(WRITTEN PROBLEM):
Find each line with the word "screenshot" and copy it.

(SUPPLIED INFORMATION):
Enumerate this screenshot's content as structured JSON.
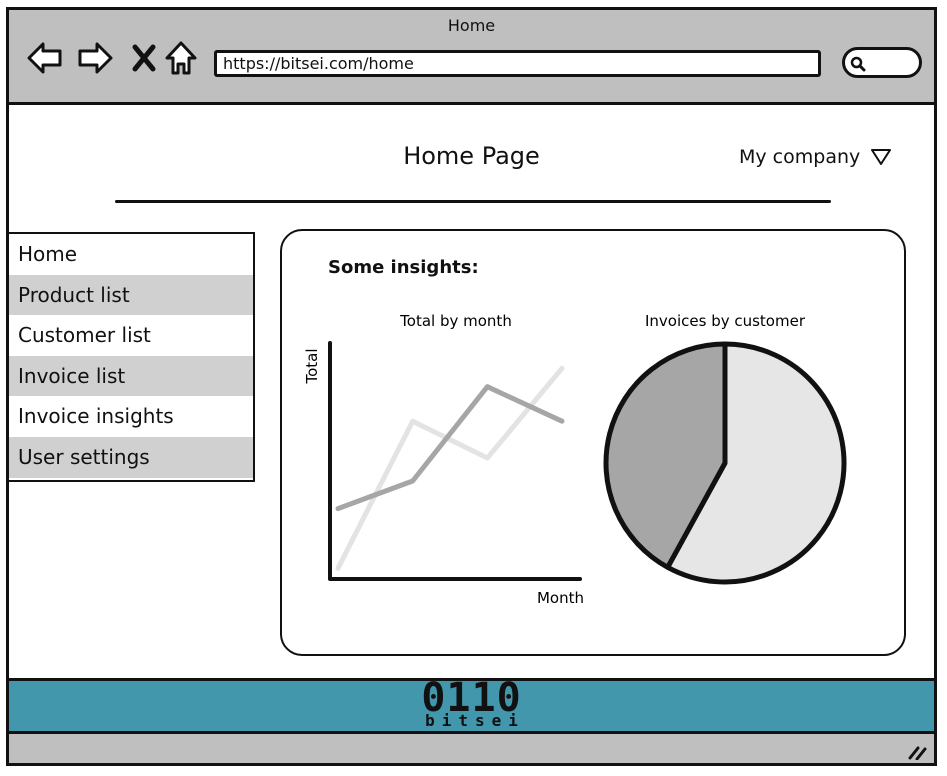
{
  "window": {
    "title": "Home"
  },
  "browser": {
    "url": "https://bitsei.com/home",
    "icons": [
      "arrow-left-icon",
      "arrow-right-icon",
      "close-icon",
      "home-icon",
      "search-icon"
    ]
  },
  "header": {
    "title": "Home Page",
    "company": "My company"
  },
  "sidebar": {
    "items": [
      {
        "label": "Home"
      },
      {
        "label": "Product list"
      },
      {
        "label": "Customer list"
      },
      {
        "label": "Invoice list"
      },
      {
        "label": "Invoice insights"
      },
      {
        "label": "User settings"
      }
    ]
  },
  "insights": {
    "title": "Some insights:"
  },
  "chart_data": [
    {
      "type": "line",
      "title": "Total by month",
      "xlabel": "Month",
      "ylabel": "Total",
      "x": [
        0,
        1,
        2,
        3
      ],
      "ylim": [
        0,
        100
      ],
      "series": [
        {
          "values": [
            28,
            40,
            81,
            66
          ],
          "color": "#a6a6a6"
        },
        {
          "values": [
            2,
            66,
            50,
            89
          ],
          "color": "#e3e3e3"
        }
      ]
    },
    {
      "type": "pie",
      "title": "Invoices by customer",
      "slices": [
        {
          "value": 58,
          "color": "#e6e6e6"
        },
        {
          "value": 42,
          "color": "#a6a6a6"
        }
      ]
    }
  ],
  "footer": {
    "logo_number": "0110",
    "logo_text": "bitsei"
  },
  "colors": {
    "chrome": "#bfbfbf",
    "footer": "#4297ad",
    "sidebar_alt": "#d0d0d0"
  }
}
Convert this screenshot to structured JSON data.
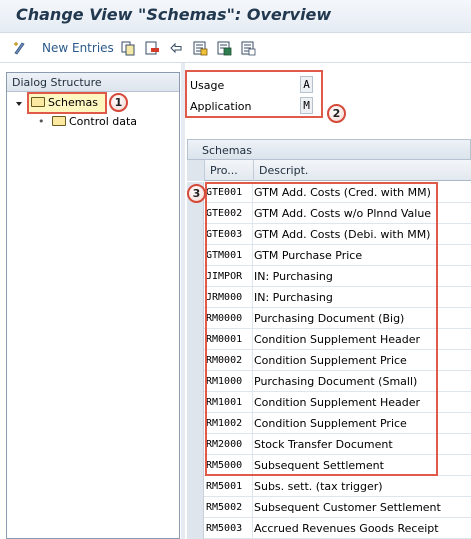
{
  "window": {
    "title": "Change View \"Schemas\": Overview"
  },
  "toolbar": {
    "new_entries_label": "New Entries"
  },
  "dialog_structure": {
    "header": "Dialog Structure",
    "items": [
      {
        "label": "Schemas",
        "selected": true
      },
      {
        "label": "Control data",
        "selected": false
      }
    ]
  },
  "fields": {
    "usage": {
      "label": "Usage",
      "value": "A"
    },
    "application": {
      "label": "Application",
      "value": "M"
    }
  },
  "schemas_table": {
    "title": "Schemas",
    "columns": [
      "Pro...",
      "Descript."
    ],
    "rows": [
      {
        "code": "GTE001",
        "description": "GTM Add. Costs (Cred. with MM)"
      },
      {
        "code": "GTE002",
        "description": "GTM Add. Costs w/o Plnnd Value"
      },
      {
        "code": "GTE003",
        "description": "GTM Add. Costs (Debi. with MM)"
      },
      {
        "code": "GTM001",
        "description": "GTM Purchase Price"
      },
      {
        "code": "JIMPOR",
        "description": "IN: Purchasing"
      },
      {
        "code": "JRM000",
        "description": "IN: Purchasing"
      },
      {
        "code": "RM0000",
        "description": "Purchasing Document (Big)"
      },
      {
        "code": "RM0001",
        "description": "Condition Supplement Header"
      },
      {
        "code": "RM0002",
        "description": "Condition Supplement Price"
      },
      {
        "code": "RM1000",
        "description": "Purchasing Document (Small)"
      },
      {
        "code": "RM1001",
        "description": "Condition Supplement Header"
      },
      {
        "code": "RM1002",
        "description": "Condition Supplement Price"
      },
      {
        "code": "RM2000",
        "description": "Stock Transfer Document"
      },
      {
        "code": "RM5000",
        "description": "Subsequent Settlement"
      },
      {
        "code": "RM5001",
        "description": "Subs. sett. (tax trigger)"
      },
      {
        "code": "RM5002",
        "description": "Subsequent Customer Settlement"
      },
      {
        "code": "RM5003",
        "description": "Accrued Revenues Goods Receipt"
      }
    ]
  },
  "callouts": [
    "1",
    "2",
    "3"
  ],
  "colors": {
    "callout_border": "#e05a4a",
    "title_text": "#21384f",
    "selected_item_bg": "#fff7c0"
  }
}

(SOLUTION TO THE PROBLEM):
Enumerate this screenshot's content as structured JSON.
Convert this screenshot to structured JSON data.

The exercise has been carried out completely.